EXERCISE DIRECTIONS =
Write out the listing beneath this instruction in its entirety, exactly as it reads.

DATA PROVIDED =
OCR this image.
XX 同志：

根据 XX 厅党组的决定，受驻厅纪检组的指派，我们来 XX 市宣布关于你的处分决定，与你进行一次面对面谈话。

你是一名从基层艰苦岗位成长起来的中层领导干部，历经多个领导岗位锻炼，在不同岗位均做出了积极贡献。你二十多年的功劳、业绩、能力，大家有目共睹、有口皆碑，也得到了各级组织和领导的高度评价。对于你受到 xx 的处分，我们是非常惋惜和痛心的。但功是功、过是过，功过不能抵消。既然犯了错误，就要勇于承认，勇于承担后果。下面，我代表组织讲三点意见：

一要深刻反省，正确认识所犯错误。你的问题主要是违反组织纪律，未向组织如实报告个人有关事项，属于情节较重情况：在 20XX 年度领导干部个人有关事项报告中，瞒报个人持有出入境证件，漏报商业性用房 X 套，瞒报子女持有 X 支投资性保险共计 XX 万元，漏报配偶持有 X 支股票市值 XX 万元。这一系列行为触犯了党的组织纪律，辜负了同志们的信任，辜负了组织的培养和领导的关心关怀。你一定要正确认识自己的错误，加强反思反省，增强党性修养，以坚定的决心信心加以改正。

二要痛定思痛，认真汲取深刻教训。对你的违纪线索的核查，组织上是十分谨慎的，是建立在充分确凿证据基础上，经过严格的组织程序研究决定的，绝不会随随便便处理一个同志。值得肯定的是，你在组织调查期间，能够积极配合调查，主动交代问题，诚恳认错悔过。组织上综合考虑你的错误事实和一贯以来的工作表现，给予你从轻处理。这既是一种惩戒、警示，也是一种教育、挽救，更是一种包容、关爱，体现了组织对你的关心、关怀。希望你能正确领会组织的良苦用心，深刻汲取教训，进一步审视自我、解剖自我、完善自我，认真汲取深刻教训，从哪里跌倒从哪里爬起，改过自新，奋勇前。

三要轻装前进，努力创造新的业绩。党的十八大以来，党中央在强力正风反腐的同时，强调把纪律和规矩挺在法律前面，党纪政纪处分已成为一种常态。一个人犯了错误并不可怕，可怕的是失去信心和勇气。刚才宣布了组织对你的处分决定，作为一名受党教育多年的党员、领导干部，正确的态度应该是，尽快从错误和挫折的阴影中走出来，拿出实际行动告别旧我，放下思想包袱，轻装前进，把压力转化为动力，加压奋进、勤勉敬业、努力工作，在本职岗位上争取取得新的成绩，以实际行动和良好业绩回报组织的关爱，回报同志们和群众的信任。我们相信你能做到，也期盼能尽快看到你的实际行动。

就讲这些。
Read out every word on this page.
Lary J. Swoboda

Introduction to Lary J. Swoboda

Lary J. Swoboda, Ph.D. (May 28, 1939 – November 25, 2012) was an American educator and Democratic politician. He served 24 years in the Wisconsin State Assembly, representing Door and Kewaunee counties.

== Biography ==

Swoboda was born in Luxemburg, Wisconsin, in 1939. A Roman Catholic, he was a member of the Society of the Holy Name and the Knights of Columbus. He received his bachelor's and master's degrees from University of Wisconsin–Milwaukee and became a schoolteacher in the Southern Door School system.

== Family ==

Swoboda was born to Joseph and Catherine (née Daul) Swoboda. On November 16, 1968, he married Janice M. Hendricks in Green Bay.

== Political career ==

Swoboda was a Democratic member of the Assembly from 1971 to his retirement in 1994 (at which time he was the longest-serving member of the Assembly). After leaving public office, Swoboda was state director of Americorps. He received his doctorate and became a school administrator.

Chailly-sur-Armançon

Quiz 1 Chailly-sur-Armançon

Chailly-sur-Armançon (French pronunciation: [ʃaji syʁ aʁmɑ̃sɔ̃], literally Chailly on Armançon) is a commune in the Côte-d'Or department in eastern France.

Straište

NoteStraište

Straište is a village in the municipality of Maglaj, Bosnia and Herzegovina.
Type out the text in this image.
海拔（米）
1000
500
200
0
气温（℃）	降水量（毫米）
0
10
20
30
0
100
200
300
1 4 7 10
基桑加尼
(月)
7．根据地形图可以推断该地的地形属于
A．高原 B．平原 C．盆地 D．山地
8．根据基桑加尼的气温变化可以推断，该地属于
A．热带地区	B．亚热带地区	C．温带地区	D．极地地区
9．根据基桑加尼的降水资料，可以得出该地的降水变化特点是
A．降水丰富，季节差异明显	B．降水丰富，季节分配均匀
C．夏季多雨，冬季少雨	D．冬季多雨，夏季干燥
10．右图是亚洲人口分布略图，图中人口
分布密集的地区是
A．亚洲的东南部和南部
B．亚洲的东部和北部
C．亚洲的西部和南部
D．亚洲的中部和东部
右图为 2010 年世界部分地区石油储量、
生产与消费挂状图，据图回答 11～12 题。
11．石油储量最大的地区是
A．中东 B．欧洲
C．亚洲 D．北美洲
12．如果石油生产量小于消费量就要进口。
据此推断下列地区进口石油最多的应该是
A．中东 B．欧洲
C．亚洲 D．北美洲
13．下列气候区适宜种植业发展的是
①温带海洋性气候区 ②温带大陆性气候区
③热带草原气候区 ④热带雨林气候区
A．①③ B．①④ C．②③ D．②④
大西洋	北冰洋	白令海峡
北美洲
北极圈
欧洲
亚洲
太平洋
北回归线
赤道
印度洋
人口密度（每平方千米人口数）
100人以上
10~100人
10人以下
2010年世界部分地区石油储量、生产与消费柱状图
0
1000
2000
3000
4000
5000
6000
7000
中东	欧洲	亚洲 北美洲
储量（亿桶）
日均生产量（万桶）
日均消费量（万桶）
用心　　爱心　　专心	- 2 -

SOLUTION TO THIS EXERCISE =
OCR this image.
XX 同志：

根据 XX 厅党组的决定，受驻厅纪检组的指派，我们来 XX 市宣布关于你的处分决定，与你进行一次面对面谈话。

你是一名从基层艰苦岗位成长起来的中层领导干部，历经多个领导岗位锻炼，在不同岗位均做出了积极贡献。你二十多年的功劳、业绩、能力，大家有目共睹、有口皆碑，也得到了各级组织和领导的高度评价。对于你受到 xx 的处分，我们是非常惋惜和痛心的。但功是功、过是过，功过不能抵消。既然犯了错误，就要勇于承认，勇于承担后果。下面，我代表组织讲三点意见：

一要深刻反省，正确认识所犯错误。你的问题主要是违反组织纪律，未向组织如实报告个人有关事项，属于情节较重情况：在 20XX 年度领导干部个人有关事项报告中，瞒报个人持有出入境证件，漏报商业性用房 X 套，瞒报子女持有 X 支投资性保险共计 XX 万元，漏报配偶持有 X 支股票市值 XX 万元。这一系列行为触犯了党的组织纪律，辜负了同志们的信任，辜负了组织的培养和领导的关心关怀。你一定要正确认识自己的错误，加强反思反省，增强党性修养，以坚定的决心信心加以改正。

二要痛定思痛，认真汲取深刻教训。对你的违纪线索的核查，组织上是十分谨慎的，是建立在充分确凿证据基础上，经过严格的组织程序研究决定的，绝不会随随便便处理一个同志。值得肯定的是，你在组织调查期间，能够积极配合调查，主动交代问题，诚恳认错悔过。组织上综合考虑你的错误事实和一贯以来的工作表现，给予你从轻处理。这既是一种惩戒、警示，也是一种教育、挽救，更是一种包容、关爱，体现了组织对你的关心、关怀。希望你能正确领会组织的良苦用心，深刻汲取教训，进一步审视自我、解剖自我、完善自我，认真汲取深刻教训，从哪里跌倒从哪里爬起，改过自新，奋勇前。

三要轻装前进，努力创造新的业绩。党的十八大以来，党中央在强力正风反腐的同时，强调把纪律和规矩挺在法律前面，党纪政纪处分已成为一种常态。一个人犯了错误并不可怕，可怕的是失去信心和勇气。刚才宣布了组织对你的处分决定，作为一名受党教育多年的党员、领导干部，正确的态度应该是，尽快从错误和挫折的阴影中走出来，拿出实际行动告别旧我，放下思想包袱，轻装前进，把压力转化为动力，加压奋进、勤勉敬业、努力工作，在本职岗位上争取取得新的成绩，以实际行动和良好业绩回报组织的关爱，回报同志们和群众的信任。我们相信你能做到，也期盼能尽快看到你的实际行动。

就讲这些。
Read out every word on this page.
Lary J. Swoboda

Introduction to Lary J. Swoboda

Lary J. Swoboda, Ph.D. (May 28, 1939 – November 25, 2012) was an American educator and Democratic politician. He served 24 years in the Wisconsin State Assembly, representing Door and Kewaunee counties.

== Biography ==

Swoboda was born in Luxemburg, Wisconsin, in 1939. A Roman Catholic, he was a member of the Society of the Holy Name and the Knights of Columbus. He received his bachelor's and master's degrees from University of Wisconsin–Milwaukee and became a schoolteacher in the Southern Door School system.

== Family ==

Swoboda was born to Joseph and Catherine (née Daul) Swoboda. On November 16, 1968, he married Janice M. Hendricks in Green Bay.

== Political career ==

Swoboda was a Democratic member of the Assembly from 1971 to his retirement in 1994 (at which time he was the longest-serving member of the Assembly). After leaving public office, Swoboda was state director of Americorps. He received his doctorate and became a school administrator.

Chailly-sur-Armançon

Quiz 1 Chailly-sur-Armançon

Chailly-sur-Armançon (French pronunciation: [ʃaji syʁ aʁmɑ̃sɔ̃], literally Chailly on Armançon) is a commune in the Côte-d'Or department in eastern France.

Straište

NoteStraište

Straište is a village in the municipality of Maglaj, Bosnia and Herzegovina.
Type out the text in this image.
海拔（米）
1000
500
200
0
气温（℃）	降水量（毫米）
0
10
20
30
0
100
200
300
1 4 7 10
基桑加尼
(月)
7．根据地形图可以推断该地的地形属于
A．高原 B．平原 C．盆地 D．山地
8．根据基桑加尼的气温变化可以推断，该地属于
A．热带地区	B．亚热带地区	C．温带地区	D．极地地区
9．根据基桑加尼的降水资料，可以得出该地的降水变化特点是
A．降水丰富，季节差异明显	B．降水丰富，季节分配均匀
C．夏季多雨，冬季少雨	D．冬季多雨，夏季干燥
10．右图是亚洲人口分布略图，图中人口
分布密集的地区是
A．亚洲的东南部和南部
B．亚洲的东部和北部
C．亚洲的西部和南部
D．亚洲的中部和东部
右图为 2010 年世界部分地区石油储量、
生产与消费挂状图，据图回答 11～12 题。
11．石油储量最大的地区是
A．中东 B．欧洲
C．亚洲 D．北美洲
12．如果石油生产量小于消费量就要进口。
据此推断下列地区进口石油最多的应该是
A．中东 B．欧洲
C．亚洲 D．北美洲
13．下列气候区适宜种植业发展的是
①温带海洋性气候区 ②温带大陆性气候区
③热带草原气候区 ④热带雨林气候区
A．①③ B．①④ C．②③ D．②④
大西洋	北冰洋	白令海峡
北美洲
北极圈
欧洲
亚洲
太平洋
北回归线
赤道
印度洋
人口密度（每平方千米人口数）
100人以上
10~100人
10人以下
2010年世界部分地区石油储量、生产与消费柱状图
0
1000
2000
3000
4000
5000
6000
7000
中东	欧洲	亚洲 北美洲
储量（亿桶）
日均生产量（万桶）
日均消费量（万桶）
用心　　爱心　　专心	- 2 -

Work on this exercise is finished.